**Exercise prompt:**
Reproduce each line of the records below word for word, omitting the pictures.

**Given records:**
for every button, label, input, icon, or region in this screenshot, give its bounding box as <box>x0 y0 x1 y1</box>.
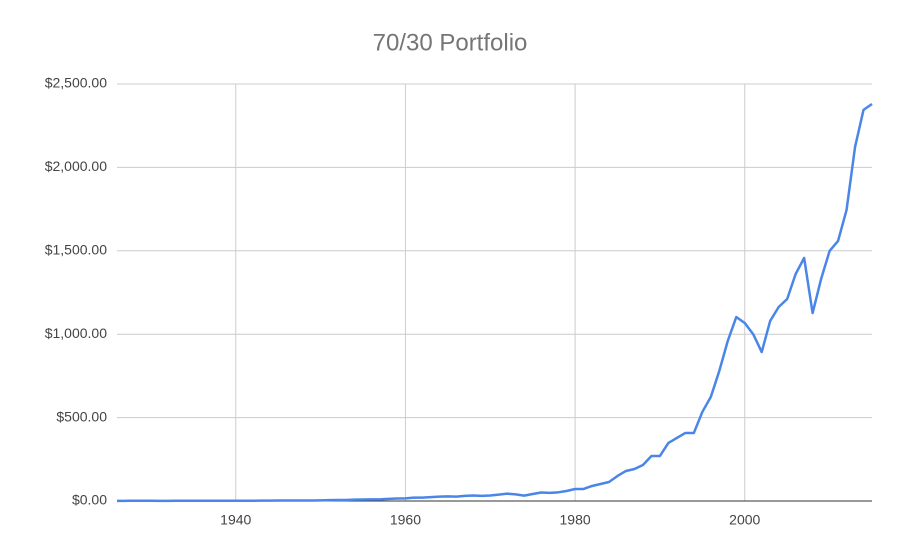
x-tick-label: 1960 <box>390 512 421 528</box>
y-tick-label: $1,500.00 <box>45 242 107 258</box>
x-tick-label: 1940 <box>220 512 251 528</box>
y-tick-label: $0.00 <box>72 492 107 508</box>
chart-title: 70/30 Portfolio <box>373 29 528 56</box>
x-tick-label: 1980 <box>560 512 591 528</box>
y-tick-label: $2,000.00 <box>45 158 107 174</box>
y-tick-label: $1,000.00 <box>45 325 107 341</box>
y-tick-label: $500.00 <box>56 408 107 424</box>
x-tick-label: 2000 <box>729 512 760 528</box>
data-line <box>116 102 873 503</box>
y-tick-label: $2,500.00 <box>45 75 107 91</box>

**Answer to this exercise:**
for every button, label, input, icon, or region in this screenshot, give its bounding box as <box>x0 y0 x1 y1</box>.
x-tick-label: 1960 <box>390 512 421 528</box>
y-tick-label: $1,500.00 <box>45 242 107 258</box>
x-tick-label: 1940 <box>220 512 251 528</box>
y-tick-label: $0.00 <box>72 492 107 508</box>
chart-title: 70/30 Portfolio <box>373 29 528 56</box>
x-tick-label: 1980 <box>560 512 591 528</box>
y-tick-label: $2,000.00 <box>45 158 107 174</box>
y-tick-label: $1,000.00 <box>45 325 107 341</box>
y-tick-label: $500.00 <box>56 408 107 424</box>
x-tick-label: 2000 <box>729 512 760 528</box>
data-line <box>116 102 873 503</box>
y-tick-label: $2,500.00 <box>45 75 107 91</box>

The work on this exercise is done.